(Dataset items)
+ + + + +

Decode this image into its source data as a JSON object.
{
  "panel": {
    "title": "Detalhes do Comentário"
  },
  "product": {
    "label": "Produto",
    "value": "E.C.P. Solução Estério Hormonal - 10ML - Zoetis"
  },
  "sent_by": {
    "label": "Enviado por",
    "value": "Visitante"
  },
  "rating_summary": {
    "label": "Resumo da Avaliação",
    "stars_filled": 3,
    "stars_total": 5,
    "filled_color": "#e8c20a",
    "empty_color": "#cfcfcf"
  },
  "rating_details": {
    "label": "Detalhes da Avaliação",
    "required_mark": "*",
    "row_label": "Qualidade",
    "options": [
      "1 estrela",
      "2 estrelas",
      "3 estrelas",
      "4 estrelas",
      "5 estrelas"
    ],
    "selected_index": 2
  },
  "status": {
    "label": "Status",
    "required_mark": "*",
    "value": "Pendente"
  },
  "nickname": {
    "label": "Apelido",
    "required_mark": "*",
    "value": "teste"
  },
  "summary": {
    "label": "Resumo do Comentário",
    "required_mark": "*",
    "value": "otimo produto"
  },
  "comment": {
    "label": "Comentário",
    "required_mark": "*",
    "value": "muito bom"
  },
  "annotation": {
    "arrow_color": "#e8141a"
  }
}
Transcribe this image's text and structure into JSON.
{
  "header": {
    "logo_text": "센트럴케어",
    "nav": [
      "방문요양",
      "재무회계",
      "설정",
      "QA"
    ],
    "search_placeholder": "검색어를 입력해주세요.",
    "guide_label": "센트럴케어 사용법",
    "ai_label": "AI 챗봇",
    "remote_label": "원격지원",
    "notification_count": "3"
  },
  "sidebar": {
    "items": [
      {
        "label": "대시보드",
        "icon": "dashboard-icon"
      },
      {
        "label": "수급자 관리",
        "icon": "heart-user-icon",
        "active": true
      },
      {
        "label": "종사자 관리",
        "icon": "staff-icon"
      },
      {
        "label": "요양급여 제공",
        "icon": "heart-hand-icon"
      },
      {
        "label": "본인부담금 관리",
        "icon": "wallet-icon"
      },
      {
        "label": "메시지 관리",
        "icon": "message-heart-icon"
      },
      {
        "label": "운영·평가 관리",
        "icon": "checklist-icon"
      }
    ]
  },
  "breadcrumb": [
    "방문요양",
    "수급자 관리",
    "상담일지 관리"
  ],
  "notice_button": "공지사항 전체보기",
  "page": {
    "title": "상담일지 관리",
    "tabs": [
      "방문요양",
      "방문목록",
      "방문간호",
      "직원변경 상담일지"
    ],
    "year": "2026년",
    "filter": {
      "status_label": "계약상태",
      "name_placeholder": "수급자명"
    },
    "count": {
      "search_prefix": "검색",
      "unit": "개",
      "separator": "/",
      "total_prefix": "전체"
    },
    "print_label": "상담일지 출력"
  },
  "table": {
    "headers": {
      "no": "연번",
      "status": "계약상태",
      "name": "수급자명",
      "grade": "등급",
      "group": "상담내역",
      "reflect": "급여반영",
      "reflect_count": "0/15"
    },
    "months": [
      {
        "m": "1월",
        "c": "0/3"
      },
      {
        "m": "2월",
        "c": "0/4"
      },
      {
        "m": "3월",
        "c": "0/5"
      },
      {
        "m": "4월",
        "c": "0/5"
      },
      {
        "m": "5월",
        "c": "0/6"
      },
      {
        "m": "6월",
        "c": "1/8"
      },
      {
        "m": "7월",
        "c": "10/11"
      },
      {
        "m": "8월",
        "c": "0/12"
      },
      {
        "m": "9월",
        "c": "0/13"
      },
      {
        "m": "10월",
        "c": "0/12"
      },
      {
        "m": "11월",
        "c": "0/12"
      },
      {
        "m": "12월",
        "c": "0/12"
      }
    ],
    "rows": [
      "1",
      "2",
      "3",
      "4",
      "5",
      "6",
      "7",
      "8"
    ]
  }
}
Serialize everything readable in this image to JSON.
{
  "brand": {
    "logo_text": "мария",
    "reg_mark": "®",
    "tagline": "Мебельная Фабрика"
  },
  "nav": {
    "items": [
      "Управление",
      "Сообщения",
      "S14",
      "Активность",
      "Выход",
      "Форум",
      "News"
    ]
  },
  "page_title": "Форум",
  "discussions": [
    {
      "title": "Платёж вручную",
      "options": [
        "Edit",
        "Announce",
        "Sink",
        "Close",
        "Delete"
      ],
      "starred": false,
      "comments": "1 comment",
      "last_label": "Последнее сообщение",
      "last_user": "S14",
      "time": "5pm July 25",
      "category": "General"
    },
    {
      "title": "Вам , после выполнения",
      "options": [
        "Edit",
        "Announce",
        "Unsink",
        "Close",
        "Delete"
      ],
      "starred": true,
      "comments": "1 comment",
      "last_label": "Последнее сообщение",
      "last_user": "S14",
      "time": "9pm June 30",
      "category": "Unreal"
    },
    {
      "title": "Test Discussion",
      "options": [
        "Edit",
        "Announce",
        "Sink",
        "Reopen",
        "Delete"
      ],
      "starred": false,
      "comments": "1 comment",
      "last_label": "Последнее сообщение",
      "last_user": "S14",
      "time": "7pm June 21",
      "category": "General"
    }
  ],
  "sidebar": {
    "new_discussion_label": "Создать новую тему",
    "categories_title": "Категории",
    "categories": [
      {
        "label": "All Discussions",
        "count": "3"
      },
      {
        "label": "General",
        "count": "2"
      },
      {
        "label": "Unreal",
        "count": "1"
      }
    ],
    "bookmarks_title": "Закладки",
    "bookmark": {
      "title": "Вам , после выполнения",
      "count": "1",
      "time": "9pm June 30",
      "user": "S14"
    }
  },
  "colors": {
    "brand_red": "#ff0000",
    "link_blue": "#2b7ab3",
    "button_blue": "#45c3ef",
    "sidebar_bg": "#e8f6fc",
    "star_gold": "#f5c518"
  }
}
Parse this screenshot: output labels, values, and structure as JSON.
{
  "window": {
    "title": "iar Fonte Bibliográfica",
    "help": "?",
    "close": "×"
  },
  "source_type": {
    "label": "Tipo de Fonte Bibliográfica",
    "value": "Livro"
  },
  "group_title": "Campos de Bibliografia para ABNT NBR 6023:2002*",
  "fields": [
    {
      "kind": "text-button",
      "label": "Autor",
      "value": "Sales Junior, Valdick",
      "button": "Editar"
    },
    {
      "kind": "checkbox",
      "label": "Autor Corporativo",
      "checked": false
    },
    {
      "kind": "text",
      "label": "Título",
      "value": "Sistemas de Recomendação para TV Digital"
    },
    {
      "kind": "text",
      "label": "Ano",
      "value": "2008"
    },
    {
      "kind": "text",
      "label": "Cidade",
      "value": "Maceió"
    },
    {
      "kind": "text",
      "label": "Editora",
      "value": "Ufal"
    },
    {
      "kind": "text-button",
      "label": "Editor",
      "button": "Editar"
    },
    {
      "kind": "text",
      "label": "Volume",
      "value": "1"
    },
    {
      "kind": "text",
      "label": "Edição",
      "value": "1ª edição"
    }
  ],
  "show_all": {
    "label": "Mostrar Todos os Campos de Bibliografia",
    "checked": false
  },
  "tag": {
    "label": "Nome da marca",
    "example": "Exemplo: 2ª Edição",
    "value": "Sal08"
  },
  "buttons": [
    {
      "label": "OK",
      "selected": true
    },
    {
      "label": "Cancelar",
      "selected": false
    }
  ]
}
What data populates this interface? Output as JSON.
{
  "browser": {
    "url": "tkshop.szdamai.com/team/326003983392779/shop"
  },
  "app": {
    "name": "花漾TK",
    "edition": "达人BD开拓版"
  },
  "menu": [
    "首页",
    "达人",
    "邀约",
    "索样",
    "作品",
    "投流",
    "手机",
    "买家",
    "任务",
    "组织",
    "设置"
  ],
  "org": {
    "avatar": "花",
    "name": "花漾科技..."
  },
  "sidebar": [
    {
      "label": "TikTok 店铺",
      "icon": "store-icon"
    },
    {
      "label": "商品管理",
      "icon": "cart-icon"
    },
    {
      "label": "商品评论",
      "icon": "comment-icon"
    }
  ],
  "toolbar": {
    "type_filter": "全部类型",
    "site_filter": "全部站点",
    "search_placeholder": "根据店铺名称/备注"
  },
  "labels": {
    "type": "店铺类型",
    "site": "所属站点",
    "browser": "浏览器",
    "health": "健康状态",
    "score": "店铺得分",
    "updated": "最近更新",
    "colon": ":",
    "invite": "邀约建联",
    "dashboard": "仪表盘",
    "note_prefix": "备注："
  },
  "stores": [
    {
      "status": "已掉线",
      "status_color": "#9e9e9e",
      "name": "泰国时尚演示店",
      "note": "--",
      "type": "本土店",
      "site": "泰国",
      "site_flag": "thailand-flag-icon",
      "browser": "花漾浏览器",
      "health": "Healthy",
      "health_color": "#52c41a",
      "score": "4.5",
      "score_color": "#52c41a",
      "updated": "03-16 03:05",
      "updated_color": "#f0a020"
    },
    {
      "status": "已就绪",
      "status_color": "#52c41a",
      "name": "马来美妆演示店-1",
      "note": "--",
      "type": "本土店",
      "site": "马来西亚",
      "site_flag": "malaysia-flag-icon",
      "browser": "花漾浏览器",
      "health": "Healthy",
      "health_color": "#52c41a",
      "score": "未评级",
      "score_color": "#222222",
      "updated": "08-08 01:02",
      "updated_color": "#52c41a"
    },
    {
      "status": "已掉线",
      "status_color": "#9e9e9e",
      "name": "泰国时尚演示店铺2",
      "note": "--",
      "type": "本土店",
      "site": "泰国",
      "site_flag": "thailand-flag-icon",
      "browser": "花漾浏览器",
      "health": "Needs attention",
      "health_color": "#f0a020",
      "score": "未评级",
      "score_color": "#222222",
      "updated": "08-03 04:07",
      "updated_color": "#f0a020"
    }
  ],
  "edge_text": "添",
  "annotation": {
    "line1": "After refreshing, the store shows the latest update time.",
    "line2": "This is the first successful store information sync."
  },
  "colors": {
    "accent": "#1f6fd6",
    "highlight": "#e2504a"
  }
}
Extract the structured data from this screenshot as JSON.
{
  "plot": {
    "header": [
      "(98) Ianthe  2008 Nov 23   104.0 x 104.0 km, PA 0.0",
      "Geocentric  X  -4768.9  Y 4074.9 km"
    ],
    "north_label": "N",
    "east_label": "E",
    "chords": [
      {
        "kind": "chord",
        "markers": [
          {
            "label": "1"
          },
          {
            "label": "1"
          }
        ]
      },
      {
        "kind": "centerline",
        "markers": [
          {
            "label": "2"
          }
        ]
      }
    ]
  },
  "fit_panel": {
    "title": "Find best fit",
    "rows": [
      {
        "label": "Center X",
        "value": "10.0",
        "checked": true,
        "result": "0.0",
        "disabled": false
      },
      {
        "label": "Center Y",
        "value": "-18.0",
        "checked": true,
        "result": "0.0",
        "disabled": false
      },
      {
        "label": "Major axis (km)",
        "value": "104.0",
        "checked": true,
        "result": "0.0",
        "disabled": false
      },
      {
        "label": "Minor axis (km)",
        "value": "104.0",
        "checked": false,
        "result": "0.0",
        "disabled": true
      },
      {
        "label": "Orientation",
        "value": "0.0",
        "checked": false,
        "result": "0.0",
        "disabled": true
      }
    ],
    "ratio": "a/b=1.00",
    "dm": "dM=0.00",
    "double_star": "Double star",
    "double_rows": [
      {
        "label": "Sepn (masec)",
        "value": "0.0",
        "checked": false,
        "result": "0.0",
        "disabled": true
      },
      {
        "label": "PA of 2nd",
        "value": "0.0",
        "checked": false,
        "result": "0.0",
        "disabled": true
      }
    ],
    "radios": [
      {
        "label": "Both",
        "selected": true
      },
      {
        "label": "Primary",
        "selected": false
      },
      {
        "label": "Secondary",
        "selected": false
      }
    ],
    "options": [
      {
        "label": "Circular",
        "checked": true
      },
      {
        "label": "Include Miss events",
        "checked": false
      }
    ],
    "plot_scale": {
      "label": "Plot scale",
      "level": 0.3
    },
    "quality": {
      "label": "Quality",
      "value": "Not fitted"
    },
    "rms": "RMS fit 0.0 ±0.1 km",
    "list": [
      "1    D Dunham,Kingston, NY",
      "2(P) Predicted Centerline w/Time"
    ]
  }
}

+ + + + +

> [GIVEN EXERCISE] Show every line of the listing in which the string "JSON" can be found.

> [RESULT OF THIS EXERCISE]
Decode this image into its source data as a JSON object.
Transcribe this image's text and structure into JSON.
Serialize everything readable in this image to JSON.
Parse this screenshot: output labels, values, and structure as JSON.
What data populates this interface? Output as JSON.
Extract the structured data from this screenshot as JSON.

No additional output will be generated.